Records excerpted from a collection
•••

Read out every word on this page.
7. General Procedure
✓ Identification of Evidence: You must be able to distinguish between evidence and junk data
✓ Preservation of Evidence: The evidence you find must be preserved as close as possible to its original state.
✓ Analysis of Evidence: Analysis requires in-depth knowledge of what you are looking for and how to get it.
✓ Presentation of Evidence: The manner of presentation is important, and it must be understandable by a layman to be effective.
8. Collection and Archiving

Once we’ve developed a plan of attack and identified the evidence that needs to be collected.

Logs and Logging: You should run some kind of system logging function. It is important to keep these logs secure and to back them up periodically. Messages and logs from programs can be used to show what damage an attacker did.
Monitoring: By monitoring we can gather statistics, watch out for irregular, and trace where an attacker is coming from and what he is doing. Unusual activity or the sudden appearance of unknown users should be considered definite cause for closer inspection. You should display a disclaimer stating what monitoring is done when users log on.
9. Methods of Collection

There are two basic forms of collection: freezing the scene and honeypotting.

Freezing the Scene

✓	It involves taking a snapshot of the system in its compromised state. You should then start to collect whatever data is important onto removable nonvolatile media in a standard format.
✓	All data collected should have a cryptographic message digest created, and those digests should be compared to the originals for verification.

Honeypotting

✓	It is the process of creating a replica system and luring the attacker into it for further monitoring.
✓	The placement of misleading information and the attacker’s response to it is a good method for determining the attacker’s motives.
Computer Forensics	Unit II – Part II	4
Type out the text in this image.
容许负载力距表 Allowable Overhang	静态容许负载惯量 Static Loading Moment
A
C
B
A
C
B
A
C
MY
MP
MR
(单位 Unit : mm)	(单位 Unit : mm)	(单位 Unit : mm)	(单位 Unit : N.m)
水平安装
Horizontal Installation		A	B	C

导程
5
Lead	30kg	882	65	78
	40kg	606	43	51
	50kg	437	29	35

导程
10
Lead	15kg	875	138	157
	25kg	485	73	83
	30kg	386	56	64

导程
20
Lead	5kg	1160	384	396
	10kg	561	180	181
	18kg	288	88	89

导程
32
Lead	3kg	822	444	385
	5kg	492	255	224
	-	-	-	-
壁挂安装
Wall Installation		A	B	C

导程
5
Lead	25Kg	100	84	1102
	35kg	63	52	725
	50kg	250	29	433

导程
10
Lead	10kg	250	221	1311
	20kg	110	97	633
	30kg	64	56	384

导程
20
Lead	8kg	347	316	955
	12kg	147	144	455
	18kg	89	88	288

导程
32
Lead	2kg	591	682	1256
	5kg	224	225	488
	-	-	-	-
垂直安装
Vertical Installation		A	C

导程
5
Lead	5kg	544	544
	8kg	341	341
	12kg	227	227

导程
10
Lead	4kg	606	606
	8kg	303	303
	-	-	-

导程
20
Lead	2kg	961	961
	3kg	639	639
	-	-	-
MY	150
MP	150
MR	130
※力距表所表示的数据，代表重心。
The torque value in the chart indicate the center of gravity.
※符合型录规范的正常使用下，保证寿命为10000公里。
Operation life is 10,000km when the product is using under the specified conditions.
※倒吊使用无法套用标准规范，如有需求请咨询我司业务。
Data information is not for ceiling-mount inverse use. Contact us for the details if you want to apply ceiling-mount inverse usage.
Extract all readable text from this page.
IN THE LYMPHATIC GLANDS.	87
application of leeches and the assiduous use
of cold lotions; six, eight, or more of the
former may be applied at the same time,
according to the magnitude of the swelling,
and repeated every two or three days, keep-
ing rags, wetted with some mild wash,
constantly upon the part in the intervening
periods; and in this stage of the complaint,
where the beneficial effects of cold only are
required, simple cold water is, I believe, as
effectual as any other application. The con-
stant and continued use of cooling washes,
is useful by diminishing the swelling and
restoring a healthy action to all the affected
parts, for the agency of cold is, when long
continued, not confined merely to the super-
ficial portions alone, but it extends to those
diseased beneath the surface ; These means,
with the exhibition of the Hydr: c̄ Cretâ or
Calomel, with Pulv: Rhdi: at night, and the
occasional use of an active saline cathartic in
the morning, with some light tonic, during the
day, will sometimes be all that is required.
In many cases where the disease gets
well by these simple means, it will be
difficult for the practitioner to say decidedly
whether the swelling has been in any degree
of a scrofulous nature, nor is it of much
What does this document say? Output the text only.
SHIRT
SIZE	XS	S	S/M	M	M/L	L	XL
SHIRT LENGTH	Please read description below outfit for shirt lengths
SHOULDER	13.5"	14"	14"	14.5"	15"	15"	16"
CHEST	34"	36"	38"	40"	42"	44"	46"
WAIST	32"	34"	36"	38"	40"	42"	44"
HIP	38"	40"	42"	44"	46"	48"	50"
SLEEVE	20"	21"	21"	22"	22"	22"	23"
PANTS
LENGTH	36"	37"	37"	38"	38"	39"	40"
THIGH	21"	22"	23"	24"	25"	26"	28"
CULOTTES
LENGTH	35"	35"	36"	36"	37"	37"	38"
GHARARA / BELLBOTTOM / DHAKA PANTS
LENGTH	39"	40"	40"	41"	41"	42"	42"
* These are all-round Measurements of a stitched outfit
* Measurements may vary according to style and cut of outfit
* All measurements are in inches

•••

• Directions for this task: Beginning with the line that contains "What does this", repeat every line through the end of the records and nothing more.

• The output:
What does this document say? Output the text only.
SHIRT
SIZE	XS	S	S/M	M	M/L	L	XL
SHIRT LENGTH	Please read description below outfit for shirt lengths
SHOULDER	13.5"	14"	14"	14.5"	15"	15"	16"
CHEST	34"	36"	38"	40"	42"	44"	46"
WAIST	32"	34"	36"	38"	40"	42"	44"
HIP	38"	40"	42"	44"	46"	48"	50"
SLEEVE	20"	21"	21"	22"	22"	22"	23"
PANTS
LENGTH	36"	37"	37"	38"	38"	39"	40"
THIGH	21"	22"	23"	24"	25"	26"	28"
CULOTTES
LENGTH	35"	35"	36"	36"	37"	37"	38"
GHARARA / BELLBOTTOM / DHAKA PANTS
LENGTH	39"	40"	40"	41"	41"	42"	42"
* These are all-round Measurements of a stitched outfit
* Measurements may vary according to style and cut of outfit
* All measurements are in inches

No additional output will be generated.